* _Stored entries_
--

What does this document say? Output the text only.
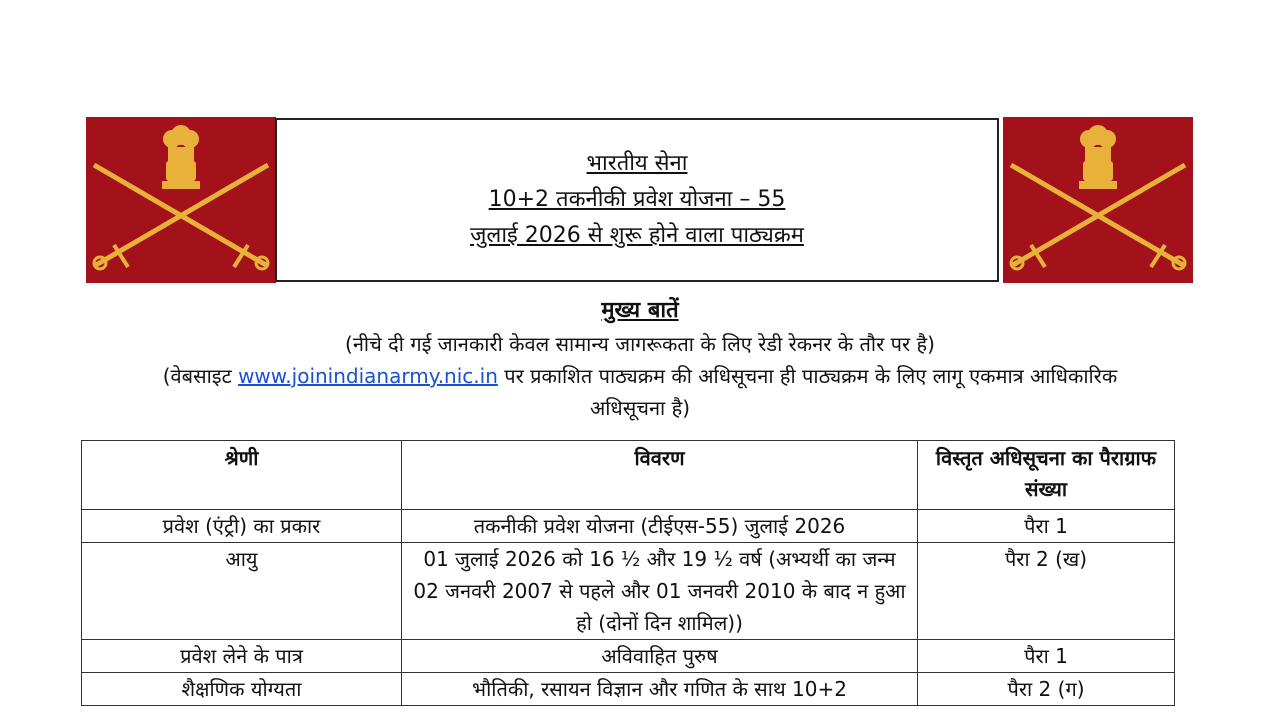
भारतीय सेना
10+2 तकनीकी प्रवेश योजना – 55
जुलाई 2026 से शुरू होने वाला पाठ्यक्रम
मुख्य बातें
(नीचे दी गई जानकारी केवल सामान्य जागरूकता के लिए रेडी रेकनर के तौर पर है)
(वेबसाइट www.joinindianarmy.nic.in पर प्रकाशित पाठ्यक्रम की अधिसूचना ही पाठ्यक्रम के लिए लागू एकमात्र आधिकारिक अधिसूचना है)
श्रेणी	विवरण	विस्तृत अधिसूचना का पैराग्राफ संख्या
प्रवेश (एंट्री) का प्रकार	तकनीकी प्रवेश योजना (टीईएस-55) जुलाई 2026	पैरा 1
आयु	01 जुलाई 2026 को 16 ½ और 19 ½ वर्ष (अभ्यर्थी का जन्म 02 जनवरी 2007 से पहले और 01 जनवरी 2010 के बाद न हुआ हो (दोनों दिन शामिल))	पैरा 2 (ख)
प्रवेश लेने के पात्र	अविवाहित पुरुष	पैरा 1
शैक्षणिक योग्यता	भौतिकी, रसायन विज्ञान और गणित के साथ 10+2	पैरा 2 (ग)
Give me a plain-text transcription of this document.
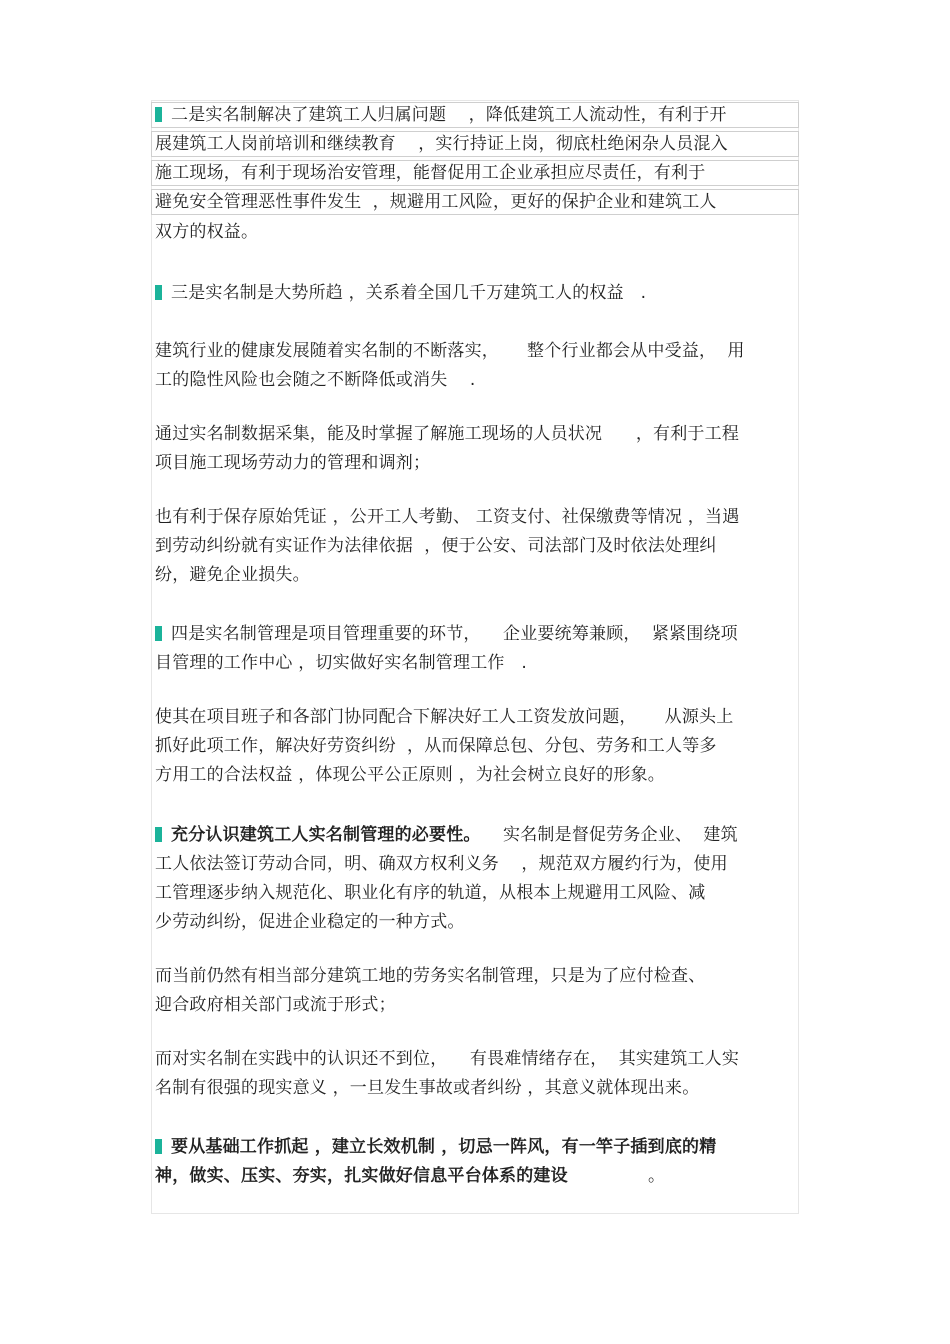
二是实名制解决了建筑工人归属问题    ，降低建筑工人流动性，有利于开
展建筑工人岗前培训和继续教育    ，实行持证上岗，彻底杜绝闲杂人员混入
施工现场，有利于现场治安管理，能督促用工企业承担应尽责任，有利于
避免安全管理恶性事件发生  ，规避用工风险，更好的保护企业和建筑工人
双方的权益。
三是实名制是大势所趋 ，关系着全国几千万建筑工人的权益   .
建筑行业的健康发展随着实名制的不断落实，     整个行业都会从中受益，  用
工的隐性风险也会随之不断降低或消失    .
通过实名制数据采集，能及时掌握了解施工现场的人员状况      ，有利于工程
项目施工现场劳动力的管理和调剂；
也有利于保存原始凭证 ，公开工人考勤、 工资支付、社保缴费等情况 ，当遇
到劳动纠纷就有实证作为法律依据  ，便于公安、司法部门及时依法处理纠
纷，避免企业损失。
四是实名制管理是项目管理重要的环节，    企业要统筹兼顾，  紧紧围绕项
目管理的工作中心 ，切实做好实名制管理工作   .
使其在项目班子和各部门协同配合下解决好工人工资发放问题，     从源头上
抓好此项工作，解决好劳资纠纷  ，从而保障总包、分包、劳务和工人等多
方用工的合法权益 ，体现公平公正原则 ，为社会树立良好的形象。
充分认识建筑工人实名制管理的必要性。    实名制是督促劳务企业、  建筑
工人依法签订劳动合同，明、确双方权利义务    ，规范双方履约行为，使用
工管理逐步纳入规范化、职业化有序的轨道，从根本上规避用工风险、减
少劳动纠纷，促进企业稳定的一种方式。
而当前仍然有相当部分建筑工地的劳务实名制管理，只是为了应付检查、
迎合政府相关部门或流于形式；
而对实名制在实践中的认识还不到位，    有畏难情绪存在，  其实建筑工人实
名制有很强的现实意义 ，一旦发生事故或者纠纷 ，其意义就体现出来。
要从基础工作抓起 ，建立长效机制 ，切忌一阵风，有一竿子插到底的精
神，做实、压实、夯实，扎实做好信息平台体系的建设	。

--

Identify each line in the records above containing the word "this"; copy those lines.

* _Reply to the task_
What does this document say? Output the text only.
Give me a plain-text transcription of this document.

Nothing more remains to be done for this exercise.